Task to complete
Repeat the data verbatim.
** Begin Data section **
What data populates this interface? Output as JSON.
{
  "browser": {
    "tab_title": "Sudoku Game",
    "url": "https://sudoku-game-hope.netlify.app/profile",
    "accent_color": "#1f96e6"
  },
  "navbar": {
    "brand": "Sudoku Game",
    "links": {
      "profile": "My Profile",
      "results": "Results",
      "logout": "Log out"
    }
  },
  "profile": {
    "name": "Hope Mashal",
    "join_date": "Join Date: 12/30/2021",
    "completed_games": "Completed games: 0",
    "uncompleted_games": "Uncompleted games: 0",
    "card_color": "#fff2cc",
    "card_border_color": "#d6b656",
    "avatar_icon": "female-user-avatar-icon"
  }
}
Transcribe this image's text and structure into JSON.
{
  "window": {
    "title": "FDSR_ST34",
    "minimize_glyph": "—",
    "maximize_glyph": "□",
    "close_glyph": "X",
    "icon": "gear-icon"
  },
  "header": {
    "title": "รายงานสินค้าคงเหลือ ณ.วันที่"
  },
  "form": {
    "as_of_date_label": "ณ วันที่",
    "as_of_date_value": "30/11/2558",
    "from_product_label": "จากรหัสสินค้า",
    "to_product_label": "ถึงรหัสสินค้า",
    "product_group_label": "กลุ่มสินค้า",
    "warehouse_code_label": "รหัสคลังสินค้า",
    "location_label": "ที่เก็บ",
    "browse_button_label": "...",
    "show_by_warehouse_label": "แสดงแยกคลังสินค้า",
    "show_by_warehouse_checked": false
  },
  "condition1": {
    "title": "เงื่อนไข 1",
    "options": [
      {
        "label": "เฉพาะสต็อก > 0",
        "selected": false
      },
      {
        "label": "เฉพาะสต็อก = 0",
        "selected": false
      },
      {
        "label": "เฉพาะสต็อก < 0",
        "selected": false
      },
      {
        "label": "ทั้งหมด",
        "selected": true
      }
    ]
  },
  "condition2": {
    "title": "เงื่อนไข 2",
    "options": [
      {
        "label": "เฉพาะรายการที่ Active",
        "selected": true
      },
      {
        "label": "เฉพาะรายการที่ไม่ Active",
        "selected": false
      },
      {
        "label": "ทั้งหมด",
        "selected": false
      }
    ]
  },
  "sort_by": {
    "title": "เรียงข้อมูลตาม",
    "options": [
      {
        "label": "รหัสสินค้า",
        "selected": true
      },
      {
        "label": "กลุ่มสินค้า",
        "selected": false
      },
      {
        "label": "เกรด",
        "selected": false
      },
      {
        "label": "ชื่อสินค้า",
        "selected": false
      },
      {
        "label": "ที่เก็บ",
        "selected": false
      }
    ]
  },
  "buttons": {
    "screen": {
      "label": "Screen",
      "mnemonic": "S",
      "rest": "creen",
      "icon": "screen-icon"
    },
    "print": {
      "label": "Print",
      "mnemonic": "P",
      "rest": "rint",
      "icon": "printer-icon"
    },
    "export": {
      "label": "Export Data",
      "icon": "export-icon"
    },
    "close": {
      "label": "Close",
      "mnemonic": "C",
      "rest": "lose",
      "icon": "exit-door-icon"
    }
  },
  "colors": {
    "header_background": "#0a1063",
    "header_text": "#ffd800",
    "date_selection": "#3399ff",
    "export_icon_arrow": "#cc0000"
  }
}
** End Data section **
Task output
What data populates this interface? Output as JSON.
{
  "browser": {
    "tab_title": "Sudoku Game",
    "url": "https://sudoku-game-hope.netlify.app/profile",
    "accent_color": "#1f96e6"
  },
  "navbar": {
    "brand": "Sudoku Game",
    "links": {
      "profile": "My Profile",
      "results": "Results",
      "logout": "Log out"
    }
  },
  "profile": {
    "name": "Hope Mashal",
    "join_date": "Join Date: 12/30/2021",
    "completed_games": "Completed games: 0",
    "uncompleted_games": "Uncompleted games: 0",
    "card_color": "#fff2cc",
    "card_border_color": "#d6b656",
    "avatar_icon": "female-user-avatar-icon"
  }
}
Transcribe this image's text and structure into JSON.
{
  "window": {
    "title": "FDSR_ST34",
    "minimize_glyph": "—",
    "maximize_glyph": "□",
    "close_glyph": "X",
    "icon": "gear-icon"
  },
  "header": {
    "title": "รายงานสินค้าคงเหลือ ณ.วันที่"
  },
  "form": {
    "as_of_date_label": "ณ วันที่",
    "as_of_date_value": "30/11/2558",
    "from_product_label": "จากรหัสสินค้า",
    "to_product_label": "ถึงรหัสสินค้า",
    "product_group_label": "กลุ่มสินค้า",
    "warehouse_code_label": "รหัสคลังสินค้า",
    "location_label": "ที่เก็บ",
    "browse_button_label": "...",
    "show_by_warehouse_label": "แสดงแยกคลังสินค้า",
    "show_by_warehouse_checked": false
  },
  "condition1": {
    "title": "เงื่อนไข 1",
    "options": [
      {
        "label": "เฉพาะสต็อก > 0",
        "selected": false
      },
      {
        "label": "เฉพาะสต็อก = 0",
        "selected": false
      },
      {
        "label": "เฉพาะสต็อก < 0",
        "selected": false
      },
      {
        "label": "ทั้งหมด",
        "selected": true
      }
    ]
  },
  "condition2": {
    "title": "เงื่อนไข 2",
    "options": [
      {
        "label": "เฉพาะรายการที่ Active",
        "selected": true
      },
      {
        "label": "เฉพาะรายการที่ไม่ Active",
        "selected": false
      },
      {
        "label": "ทั้งหมด",
        "selected": false
      }
    ]
  },
  "sort_by": {
    "title": "เรียงข้อมูลตาม",
    "options": [
      {
        "label": "รหัสสินค้า",
        "selected": true
      },
      {
        "label": "กลุ่มสินค้า",
        "selected": false
      },
      {
        "label": "เกรด",
        "selected": false
      },
      {
        "label": "ชื่อสินค้า",
        "selected": false
      },
      {
        "label": "ที่เก็บ",
        "selected": false
      }
    ]
  },
  "buttons": {
    "screen": {
      "label": "Screen",
      "mnemonic": "S",
      "rest": "creen",
      "icon": "screen-icon"
    },
    "print": {
      "label": "Print",
      "mnemonic": "P",
      "rest": "rint",
      "icon": "printer-icon"
    },
    "export": {
      "label": "Export Data",
      "icon": "export-icon"
    },
    "close": {
      "label": "Close",
      "mnemonic": "C",
      "rest": "lose",
      "icon": "exit-door-icon"
    }
  },
  "colors": {
    "header_background": "#0a1063",
    "header_text": "#ffd800",
    "date_selection": "#3399ff",
    "export_icon_arrow": "#cc0000"
  }
}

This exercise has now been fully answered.